**WHAT IS ASKED:** Pick up the court opinion on David A. Schulte's Park & Tilford stock conversion and continue it from its final sentence.

**EXCERPT:**
The individual defendants in the case at bar urge that partial summary judgment should not be granted because there is an issue of fact as to whether the demand the plaintiff made on Park & Tilford, Inc., to sue the defendant Schulte was broad enough to include the sale of the 342½ shares, and as to whether plaintiff's claim that further demand upon the corporation would be futile is well founded. I believe that the demand was broad enough. Further, the composition of the Park & Tilford's board of directors, their close business and family relationship to David A. Schulte, their failure to take any action against the defendant Schulte until demand was made by plaintiff, although some of them probably knew of his stock operations, and their failure to take any action against the Schulte Trust until one of the directors, Mr. Pheifer, received a letter from the Securities and Exchange Commission calling his attention to the conversion by the Trust of preferred stock into common stock on January 19, 1944, and its sale of the common stock at a profit within six months thereafter all that presents a situation which in my opinion would excuse a further demand, if plaintiff's first demand were not broad enough. In the usual stockholder's derivative action against directors, a showing of such facts would support an allegation in the complaint that a demand on the directors to bring the suit in the name of the corporation would be futile. Cohen v. Industrial Finance Corporation, D.C., 44 F. Supp. 491, at page 495.
The defendant Schulte contends that the transactions on which partial summary judgment is sought are not covered by section 16(b) of the Securities Exchange Act of 1934.
The following facts appear to be undisputed: That on or prior to May 10, 1942, the defendant, David A. Schulte, became *607 the owner of 274 shares of preferred stock of Park & Tilford, Inc.; that the board of directors of the corporation at a meeting held on November 29, 1943, decided to call for redemption its outstanding preferred stock as of March 20, 1944; that notice of intention to redeem was served December 20, 1943, and the redemption price was fixed at $55 a share, plus any arrears of dividends; that the preferred stock contained a privilege to the holder thereof to convert his preferred shares into common stock of the corporation at any time prior to the redemption of the preferred stock; that on January 31, 1944, David A. Schulte made this conversion and received 342½ shares of Park & Tilford common stock in exchange for the 274 shares of preferred stock; that on said date, January 31, 1944, the 342½ shares of common stock he thus received had a market value of 765/16 per share; that thereafter and within a six months' period he sold thousands of share of Park & Tilford common stock at prices in excess of 765/16 and realized profits on said sales; that David A. Schulte's relationship to Park & Tilford, Inc., was such that he may properly be classed as an "insider". He was the dominant figure in its affairs.

**GIVEN MATERIAL:**
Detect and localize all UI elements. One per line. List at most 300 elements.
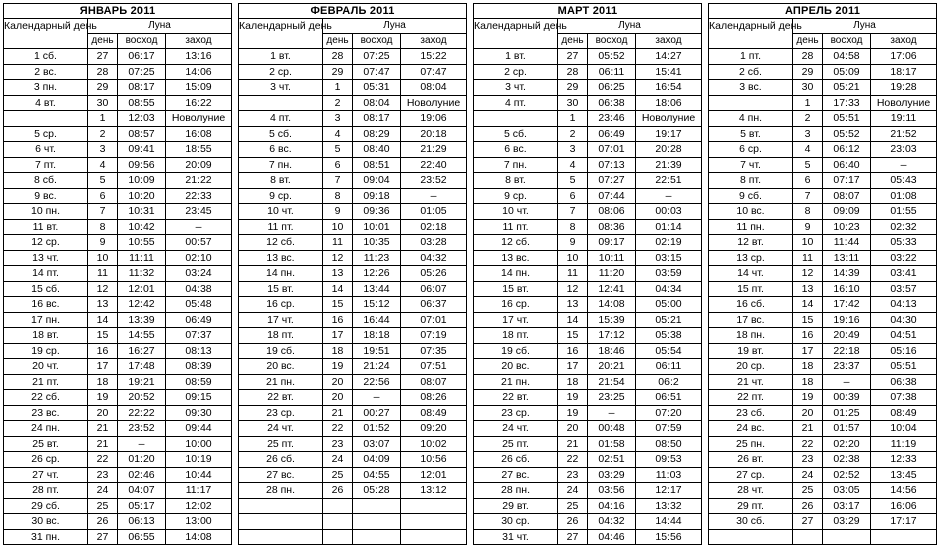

**EXERCISE RESULT:**
Section 16(b) of the Securities Exchange Act of 1934 provides: "For the purpose of preventing the unfair use of information which may have been obtained by such beneficial owner, director, or officer by reason of his relationship to the issuer, any profit realized by him from any purchase and sale, or any sale and purchase, of any equity security of such issuer (other than an exempted security) within any period of less than six months, unless such security was acquired in good faith in connection with a debt previously contracted, shall inure to and be recoverable by the issuer, irrespective of any intention on the part of such beneficial owner, director, or officer in entering into such transaction of holding the security purchased or of not repurchasing the security sold for a period exceeding six months. Suit to recover such profit may be instituted at law or in equity in any court of competent jurisdiction by the issuer, or by the owner of any security of the issuer in the name and in behalf of the issuer if the issuer shall fail or refuse to bring such suit within sixty days after request or shall fail diligently to prosecute the same thereafter; but no such suit shall be brought more than two years after the date such profit was realized. This subsection shall not be construed to cover any transaction where such beneficial owner was not such both at the time of the purchase and sale, or the sale and purchase, of the security involved, or any transaction or transactions which the Commission by rules and regulations may exempt as not comprehended within the purpose of this subsection."
There are two exemptions specified in Section 16(b); one is an exemption of equity securities "acquired in good faith in connection with a debt previously contracted", and the other "any transaction * * * where such beneficial owner was not such both at the time of the purchase and sale, or the sale and purchase, of the security involved." The first exemption will be hereinafter discussed. The second exemption above mentioned would not apply, because Mr. Schulte was the beneficial owner of the common stock both on January 31, 1944, and on the dates of the sales thereafter made.
There is also a third class of exemptions mentioned in general terms in section 16 (b), namely, "any transaction or transactions which the Commission by rules and regulations may exempt as not comprehended within the purpose of this subsection." The Securities and Exchange Commission has not by any rule or regulation exempted from this subsection 16(b) the acquisition of equity securities, where the beneficial owner has obtained them by the exercise of the right of conversion of preferred stock into common stock of the issuing corporation. In fact, the Commission has taken just the opposite view on this motion, and in connection with some similar transactions of the Schulte Trust.
It has been urged on Mr. Schulte's behalf that the acquisition of the 342½ shares of common stock by him was not a purchase nor was it an exchange, but on the contrary it was a discharge by the corporation of its obligation to him as a preferred stockholder. The corporation's obligation would not be in the nature of "a debt previously contracted". There is no debt involved here, only an "equity security". The first exemption of section 16(b) would not apply.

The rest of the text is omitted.